# Instructions to follow
Without the pictures, write out all the lines below exactly as they appear.

# Dataset records
......

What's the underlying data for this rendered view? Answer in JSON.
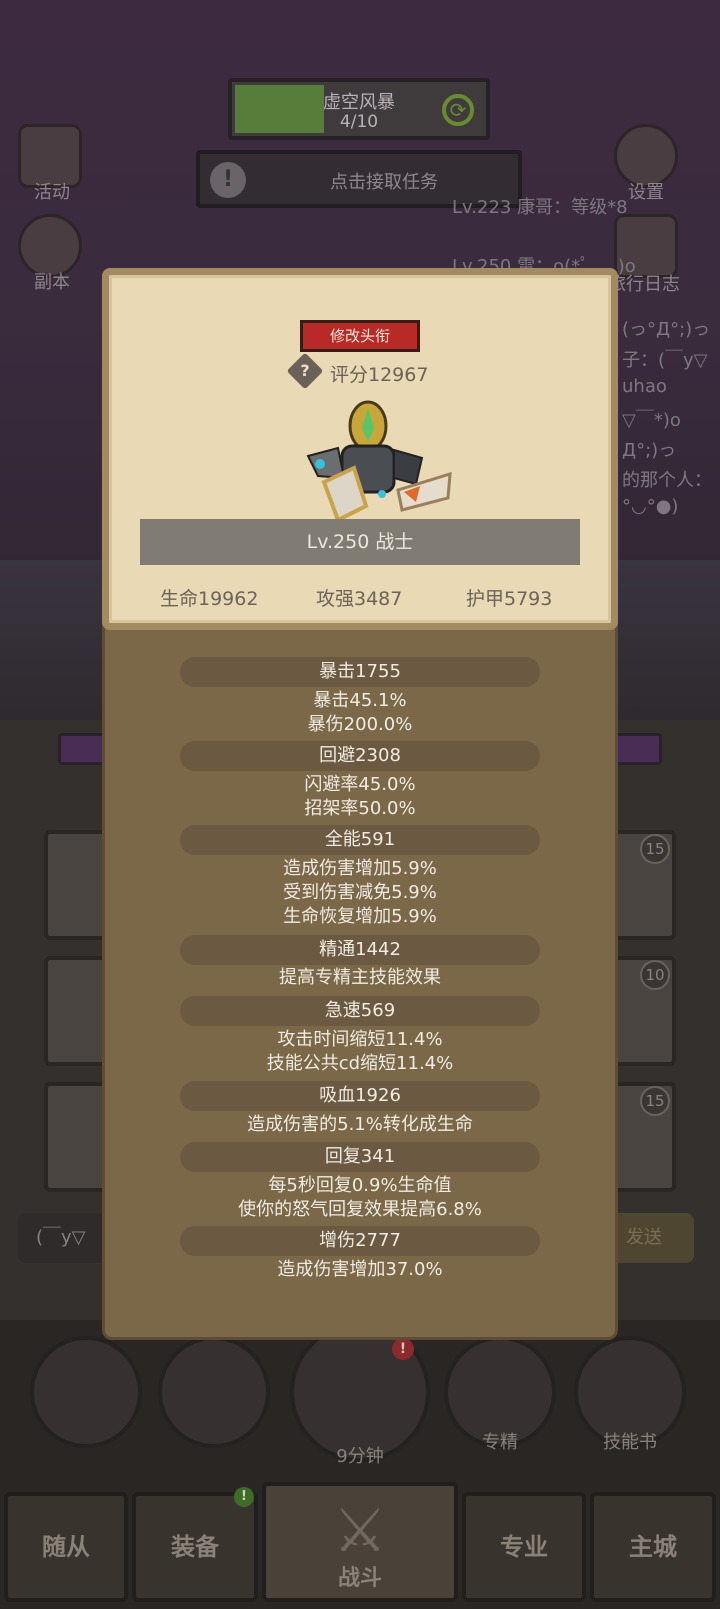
{
  "background": {
    "quest_title": "虚空风暴",
    "quest_progress": "4/10",
    "progress_fraction": 0.36,
    "task_label": "点击接取任务",
    "left_icons": [
      "活动",
      "副本"
    ],
    "right_icons": [
      "设置",
      "旅行日志"
    ],
    "chat_lines": [
      "Lv.223 康哥：等级*8",
      "Lv.250 雷：o(*ﾟ ... )o",
      "(っ°Д°;)っ",
      "子：(￣y▽",
      "uhao",
      "▽￣*)o",
      "Д°;)っ",
      "的那个人：",
      "°◡°●)"
    ],
    "grid_badges": [
      "15",
      "10",
      "15"
    ],
    "chat_placeholder": "(￣y▽",
    "send_label": "发送"
  },
  "actions": {
    "timer": "9分钟",
    "specialize": "专精",
    "skill_book": "技能书",
    "alert_mark": "!"
  },
  "tabs": [
    "随从",
    "装备",
    "战斗",
    "专业",
    "主城"
  ],
  "equip_badge": "!",
  "profile": {
    "edit_title_label": "修改头衔",
    "score": "评分12967",
    "level_class": "Lv.250 战士",
    "hp": "生命19962",
    "attack": "攻强3487",
    "armor": "护甲5793"
  },
  "stats": {
    "crit_header": "暴击1755",
    "crit_rate": "暴击45.1%",
    "crit_dmg": "暴伤200.0%",
    "dodge_header": "回避2308",
    "dodge_rate": "闪避率45.0%",
    "parry_rate": "招架率50.0%",
    "versa_header": "全能591",
    "versa_dmg": "造成伤害增加5.9%",
    "versa_red": "受到伤害减免5.9%",
    "versa_heal": "生命恢复增加5.9%",
    "mastery_header": "精通1442",
    "mastery_desc": "提高专精主技能效果",
    "haste_header": "急速569",
    "haste_atk": "攻击时间缩短11.4%",
    "haste_cd": "技能公共cd缩短11.4%",
    "leech_header": "吸血1926",
    "leech_desc": "造成伤害的5.1%转化成生命",
    "regen_header": "回复341",
    "regen_hp": "每5秒回复0.9%生命值",
    "regen_rage": "使你的怒气回复效果提高6.8%",
    "dmgup_header": "增伤2777",
    "dmgup_desc": "造成伤害增加37.0%"
  }
}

......

# Full solution
What's the underlying data for this rendered view? Answer in JSON.
{
  "background": {
    "quest_title": "虚空风暴",
    "quest_progress": "4/10",
    "progress_fraction": 0.36,
    "task_label": "点击接取任务",
    "left_icons": [
      "活动",
      "副本"
    ],
    "right_icons": [
      "设置",
      "旅行日志"
    ],
    "chat_lines": [
      "Lv.223 康哥：等级*8",
      "Lv.250 雷：o(*ﾟ ... )o",
      "(っ°Д°;)っ",
      "子：(￣y▽",
      "uhao",
      "▽￣*)o",
      "Д°;)っ",
      "的那个人：",
      "°◡°●)"
    ],
    "grid_badges": [
      "15",
      "10",
      "15"
    ],
    "chat_placeholder": "(￣y▽",
    "send_label": "发送"
  },
  "actions": {
    "timer": "9分钟",
    "specialize": "专精",
    "skill_book": "技能书",
    "alert_mark": "!"
  },
  "tabs": [
    "随从",
    "装备",
    "战斗",
    "专业",
    "主城"
  ],
  "equip_badge": "!",
  "profile": {
    "edit_title_label": "修改头衔",
    "score": "评分12967",
    "level_class": "Lv.250 战士",
    "hp": "生命19962",
    "attack": "攻强3487",
    "armor": "护甲5793"
  },
  "stats": {
    "crit_header": "暴击1755",
    "crit_rate": "暴击45.1%",
    "crit_dmg": "暴伤200.0%",
    "dodge_header": "回避2308",
    "dodge_rate": "闪避率45.0%",
    "parry_rate": "招架率50.0%",
    "versa_header": "全能591",
    "versa_dmg": "造成伤害增加5.9%",
    "versa_red": "受到伤害减免5.9%",
    "versa_heal": "生命恢复增加5.9%",
    "mastery_header": "精通1442",
    "mastery_desc": "提高专精主技能效果",
    "haste_header": "急速569",
    "haste_atk": "攻击时间缩短11.4%",
    "haste_cd": "技能公共cd缩短11.4%",
    "leech_header": "吸血1926",
    "leech_desc": "造成伤害的5.1%转化成生命",
    "regen_header": "回复341",
    "regen_hp": "每5秒回复0.9%生命值",
    "regen_rage": "使你的怒气回复效果提高6.8%",
    "dmgup_header": "增伤2777",
    "dmgup_desc": "造成伤害增加37.0%"
  }
}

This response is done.